Begin Selected passage

“What things did you once strongly believe, but that no longer hold true?”
This is a thought experiment in the style of those proposed by SavingNinja. The one thing asked of participants is for a stream of consciousness outpouring of thoughts rather than a carefully polished article. Here goes…
Cruising along the backroads through some beautiful rural scenery. It was the last t-shirt weather weekend of the season. The first glimpses of autumn were poking through the foliage.
The rental car’s radio was blasting out some happy tunes by bands I had never heard of, from places I had never been. It was the sort of world music soundtrack a Nando’s restaurant would be proud of.
Riding shotgun was a seventeen-year-old au pair with a fascinating back story.
Abandoned as a baby in China, her birth parents wanting a boy for their “one-child policy” offspring.
Early childhood spent in an orphanage. Until one day a Dutch couple bought her via an adoption agency.
Suddenly she found herself attending a primary school in Holland. Surrounded by gwáilóu children she couldn’t understand, none of whom looked anything like her.
Life in the orphanage had been brutal. Only the toughest survived. From an early age she learned to take care of herself. She had to, nobody else was going to.
Those hard-won skills soon discouraged the school bullies and attracted the ire of the teachers.
Her adopted parents became frequent flyers to the principal’s office. The realities of parenting were proving a far cry from the Hollywood happy family picture they had once imagined in their mind’s eye.
The adoption agency wouldn’t take her back. Illegal adoptions don’t offer exchanges or refunds.
Home became a war zone. Her adopted parent’s marriage frayed.
The father sought solace in long hours at the office, often in the arms of accommodating staff.
The mother took up a new hobby: drinking.
Then the father died. Congenital defect. Dead before he hit the floor. Wouldn’t have felt a thing.
Mentally, the mother fell apart. Alcohol to cope with the days. Tranquilisers to lengthen the nights.
Left to fend for herself once again, she managed to learn Dutch, then English, while struggling through school until she found a way to escape.
A year as an exchange student in Spain at fifteen.
Followed by an exchange year in Hong Kong.
Summers spent volunteering.
Lifeguard near Whistler.
Dive boat assistant in Phuket.
Slow travel through Southeast Asia, funded by stints as a tutor or au pair for money-rich but time-poor families in the antipodes.
Destined for a Business degree at a top European university. Place secured but deferred for now.
It was a dramatic and well-rehearsed tale, designed to paint the picture of a young woman who knew what she wanted and was determined to get it.
Whether any of it is true I have no idea.
The thing that struck me most about our conversation was her certainty. No doubt. No hesitation. No grey areas.
I remembered being that certain once.
The hubris of youth.
That unshakeable confidence of a university student.
An absolute certainty that I was destined to change the world and do great things!
Looking back on it now, I can only give a wry smile and shake my head at the foolish naïvety of younger me.

End Selected passage

Stated exercise A » Output everything in the passage from "Her adopted parents" down to "of accommodating staff.".

Begin Data supplied

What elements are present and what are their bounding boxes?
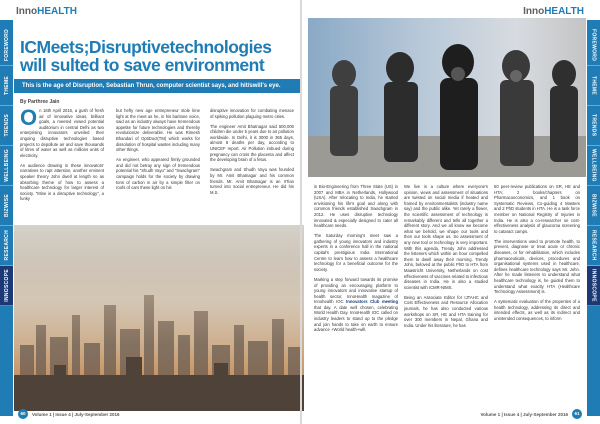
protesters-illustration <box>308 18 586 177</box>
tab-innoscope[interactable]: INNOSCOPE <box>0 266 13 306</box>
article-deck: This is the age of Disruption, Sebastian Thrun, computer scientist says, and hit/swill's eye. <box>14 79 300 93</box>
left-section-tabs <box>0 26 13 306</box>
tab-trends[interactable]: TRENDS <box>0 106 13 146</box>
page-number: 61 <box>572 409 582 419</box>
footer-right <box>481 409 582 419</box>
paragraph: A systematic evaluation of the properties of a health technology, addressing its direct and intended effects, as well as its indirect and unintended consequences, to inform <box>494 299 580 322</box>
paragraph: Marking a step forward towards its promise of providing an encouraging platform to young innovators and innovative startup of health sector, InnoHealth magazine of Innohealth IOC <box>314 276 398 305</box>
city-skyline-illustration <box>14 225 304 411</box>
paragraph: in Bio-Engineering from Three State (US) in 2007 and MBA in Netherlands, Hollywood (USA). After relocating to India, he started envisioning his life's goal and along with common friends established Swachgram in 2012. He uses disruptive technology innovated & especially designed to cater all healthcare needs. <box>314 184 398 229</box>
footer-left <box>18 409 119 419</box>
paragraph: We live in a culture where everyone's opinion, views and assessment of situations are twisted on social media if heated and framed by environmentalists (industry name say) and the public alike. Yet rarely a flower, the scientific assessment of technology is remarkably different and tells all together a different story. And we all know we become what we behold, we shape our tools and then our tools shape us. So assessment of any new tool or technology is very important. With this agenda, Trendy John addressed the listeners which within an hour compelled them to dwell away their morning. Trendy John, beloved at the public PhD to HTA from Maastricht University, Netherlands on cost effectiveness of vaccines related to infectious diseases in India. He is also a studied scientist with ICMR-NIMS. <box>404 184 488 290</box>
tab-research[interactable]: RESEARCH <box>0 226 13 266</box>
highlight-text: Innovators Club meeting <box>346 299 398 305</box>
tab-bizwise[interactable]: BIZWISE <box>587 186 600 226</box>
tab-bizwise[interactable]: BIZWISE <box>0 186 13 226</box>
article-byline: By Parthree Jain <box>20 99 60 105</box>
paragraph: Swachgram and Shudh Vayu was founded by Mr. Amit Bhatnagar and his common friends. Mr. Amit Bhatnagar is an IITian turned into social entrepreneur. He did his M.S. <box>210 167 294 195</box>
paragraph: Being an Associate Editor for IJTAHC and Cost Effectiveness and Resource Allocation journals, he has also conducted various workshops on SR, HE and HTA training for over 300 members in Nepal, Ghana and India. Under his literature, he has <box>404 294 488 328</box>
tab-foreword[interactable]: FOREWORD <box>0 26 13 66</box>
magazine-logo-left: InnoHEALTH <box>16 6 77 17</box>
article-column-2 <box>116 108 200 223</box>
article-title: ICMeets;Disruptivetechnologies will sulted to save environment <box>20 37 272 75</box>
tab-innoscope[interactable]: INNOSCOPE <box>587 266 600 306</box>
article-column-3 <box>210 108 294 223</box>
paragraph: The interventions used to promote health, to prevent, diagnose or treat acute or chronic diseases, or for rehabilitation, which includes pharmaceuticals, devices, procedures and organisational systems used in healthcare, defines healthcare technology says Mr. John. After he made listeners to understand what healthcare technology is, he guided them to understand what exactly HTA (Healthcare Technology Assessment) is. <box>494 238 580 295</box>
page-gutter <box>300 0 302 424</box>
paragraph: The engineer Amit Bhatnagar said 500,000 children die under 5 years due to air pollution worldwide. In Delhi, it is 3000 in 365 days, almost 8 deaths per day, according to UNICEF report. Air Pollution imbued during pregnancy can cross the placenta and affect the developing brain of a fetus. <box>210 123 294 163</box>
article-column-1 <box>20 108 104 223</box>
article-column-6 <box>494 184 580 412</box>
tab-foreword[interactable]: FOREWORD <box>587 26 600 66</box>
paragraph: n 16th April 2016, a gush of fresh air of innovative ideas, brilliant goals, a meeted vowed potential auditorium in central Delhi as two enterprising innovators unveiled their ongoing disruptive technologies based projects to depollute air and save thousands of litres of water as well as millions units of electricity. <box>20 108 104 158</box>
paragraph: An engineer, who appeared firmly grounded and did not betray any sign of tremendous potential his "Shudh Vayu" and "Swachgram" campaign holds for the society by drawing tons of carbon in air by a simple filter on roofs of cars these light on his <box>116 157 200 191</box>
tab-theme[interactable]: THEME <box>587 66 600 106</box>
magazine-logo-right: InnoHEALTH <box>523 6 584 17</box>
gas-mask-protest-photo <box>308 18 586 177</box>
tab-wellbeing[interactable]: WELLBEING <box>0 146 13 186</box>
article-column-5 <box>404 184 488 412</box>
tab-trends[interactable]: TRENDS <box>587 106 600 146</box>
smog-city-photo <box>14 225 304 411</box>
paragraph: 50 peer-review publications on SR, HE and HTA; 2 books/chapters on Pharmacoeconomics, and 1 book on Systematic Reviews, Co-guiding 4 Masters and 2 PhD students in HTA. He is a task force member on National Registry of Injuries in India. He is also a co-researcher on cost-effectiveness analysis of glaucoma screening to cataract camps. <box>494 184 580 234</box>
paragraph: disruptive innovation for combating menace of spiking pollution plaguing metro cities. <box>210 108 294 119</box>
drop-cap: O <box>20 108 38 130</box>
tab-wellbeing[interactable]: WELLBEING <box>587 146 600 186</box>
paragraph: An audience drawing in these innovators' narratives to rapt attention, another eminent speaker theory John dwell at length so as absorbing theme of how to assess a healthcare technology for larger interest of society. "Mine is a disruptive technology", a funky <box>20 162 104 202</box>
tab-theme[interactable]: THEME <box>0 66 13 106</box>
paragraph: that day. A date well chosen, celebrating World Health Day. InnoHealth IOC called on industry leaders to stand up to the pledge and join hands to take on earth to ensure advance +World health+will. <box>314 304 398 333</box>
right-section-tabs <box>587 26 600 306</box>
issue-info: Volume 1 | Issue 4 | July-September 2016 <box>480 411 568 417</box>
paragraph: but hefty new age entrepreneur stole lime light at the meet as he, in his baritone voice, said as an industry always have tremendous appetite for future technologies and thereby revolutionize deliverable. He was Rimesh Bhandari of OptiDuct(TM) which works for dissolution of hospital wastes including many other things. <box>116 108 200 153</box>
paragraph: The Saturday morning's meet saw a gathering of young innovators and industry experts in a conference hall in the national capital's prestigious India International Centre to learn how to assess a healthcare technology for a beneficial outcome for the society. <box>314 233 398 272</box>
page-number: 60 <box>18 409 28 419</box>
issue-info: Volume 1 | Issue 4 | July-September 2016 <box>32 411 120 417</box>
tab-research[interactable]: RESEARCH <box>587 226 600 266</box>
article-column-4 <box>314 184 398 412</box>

End Data supplied
Begin Data supplied

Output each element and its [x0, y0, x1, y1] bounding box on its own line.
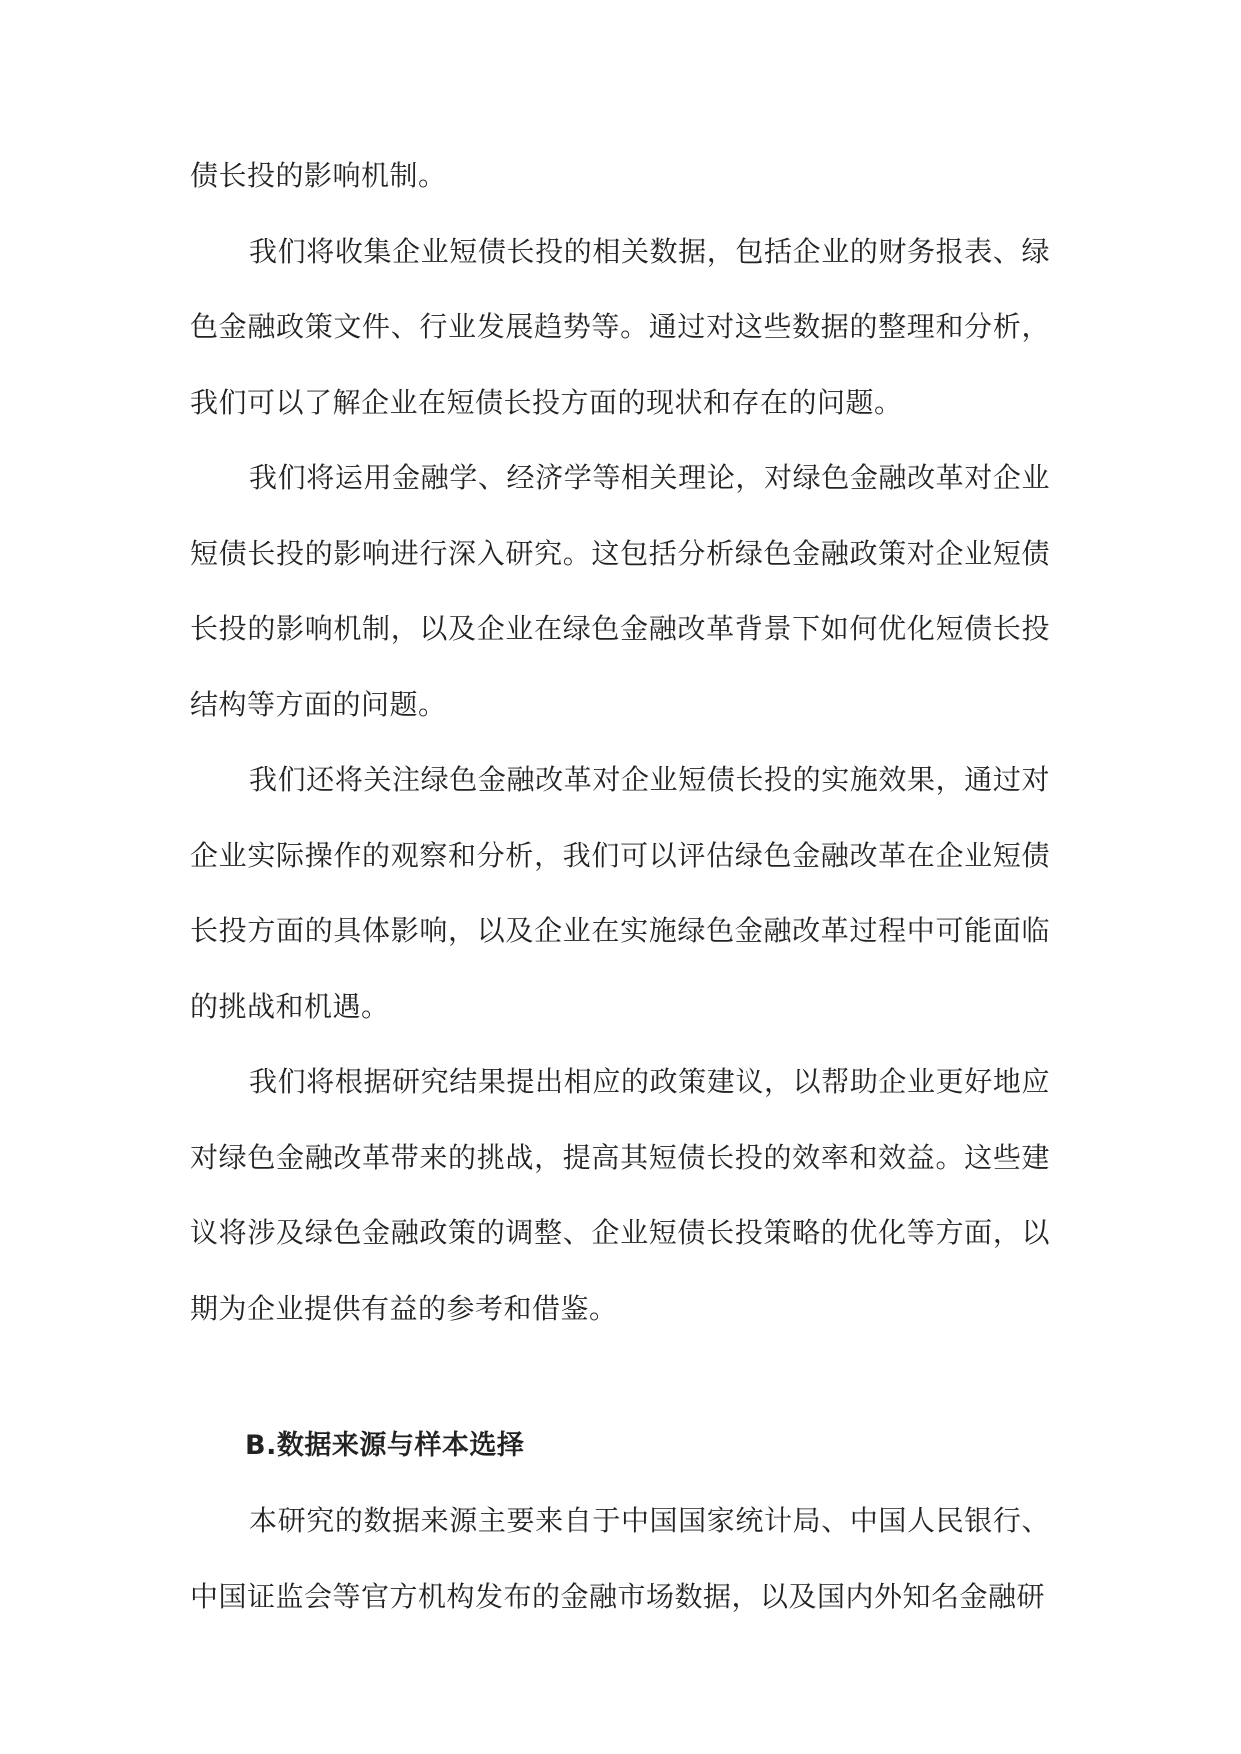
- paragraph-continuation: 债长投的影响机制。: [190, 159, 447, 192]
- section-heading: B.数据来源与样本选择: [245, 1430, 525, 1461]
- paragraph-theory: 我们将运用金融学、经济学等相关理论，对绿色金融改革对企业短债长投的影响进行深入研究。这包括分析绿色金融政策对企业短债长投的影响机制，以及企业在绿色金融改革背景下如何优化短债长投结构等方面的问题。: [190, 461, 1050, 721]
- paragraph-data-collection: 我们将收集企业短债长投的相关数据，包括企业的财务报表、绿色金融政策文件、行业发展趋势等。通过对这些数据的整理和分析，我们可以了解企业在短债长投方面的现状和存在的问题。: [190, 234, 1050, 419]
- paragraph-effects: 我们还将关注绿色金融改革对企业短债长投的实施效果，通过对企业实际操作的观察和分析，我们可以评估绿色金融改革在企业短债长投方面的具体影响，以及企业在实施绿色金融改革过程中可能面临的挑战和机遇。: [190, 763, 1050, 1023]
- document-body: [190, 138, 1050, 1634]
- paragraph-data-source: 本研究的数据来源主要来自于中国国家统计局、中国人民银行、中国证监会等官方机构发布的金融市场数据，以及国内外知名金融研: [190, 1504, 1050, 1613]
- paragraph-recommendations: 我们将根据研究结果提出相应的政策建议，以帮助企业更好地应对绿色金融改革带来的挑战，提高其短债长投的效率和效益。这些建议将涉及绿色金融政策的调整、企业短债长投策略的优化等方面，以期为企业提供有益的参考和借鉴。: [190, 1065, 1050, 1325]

End Data supplied

Stated exercise B » In the listing, return everything from the line containing "Output each element" down to the line containing "1065, 1050, 1325]", both included, and leave out the pictures.

Task answer A »
Her adopted parents became frequent flyers to the principal’s office. The realities of parenting were proving a far cry from the Hollywood happy family picture they had once imagined in their mind’s eye.
The adoption agency wouldn’t take her back. Illegal adoptions don’t offer exchanges or refunds.
Home became a war zone. Her adopted parent’s marriage frayed.
The father sought solace in long hours at the office, often in the arms of accommodating staff.

Task answer B »
Output each element and its [x0, y0, x1, y1] bounding box on its own line.
- paragraph-continuation: 债长投的影响机制。: [190, 159, 447, 192]
- section-heading: B.数据来源与样本选择: [245, 1430, 525, 1461]
- paragraph-theory: 我们将运用金融学、经济学等相关理论，对绿色金融改革对企业短债长投的影响进行深入研究。这包括分析绿色金融政策对企业短债长投的影响机制，以及企业在绿色金融改革背景下如何优化短债长投结构等方面的问题。: [190, 461, 1050, 721]
- paragraph-data-collection: 我们将收集企业短债长投的相关数据，包括企业的财务报表、绿色金融政策文件、行业发展趋势等。通过对这些数据的整理和分析，我们可以了解企业在短债长投方面的现状和存在的问题。: [190, 234, 1050, 419]
- paragraph-effects: 我们还将关注绿色金融改革对企业短债长投的实施效果，通过对企业实际操作的观察和分析，我们可以评估绿色金融改革在企业短债长投方面的具体影响，以及企业在实施绿色金融改革过程中可能面临的挑战和机遇。: [190, 763, 1050, 1023]
- document-body: [190, 138, 1050, 1634]
- paragraph-data-source: 本研究的数据来源主要来自于中国国家统计局、中国人民银行、中国证监会等官方机构发布的金融市场数据，以及国内外知名金融研: [190, 1504, 1050, 1613]
- paragraph-recommendations: 我们将根据研究结果提出相应的政策建议，以帮助企业更好地应对绿色金融改革带来的挑战，提高其短债长投的效率和效益。这些建议将涉及绿色金融政策的调整、企业短债长投策略的优化等方面，以期为企业提供有益的参考和借鉴。: [190, 1065, 1050, 1325]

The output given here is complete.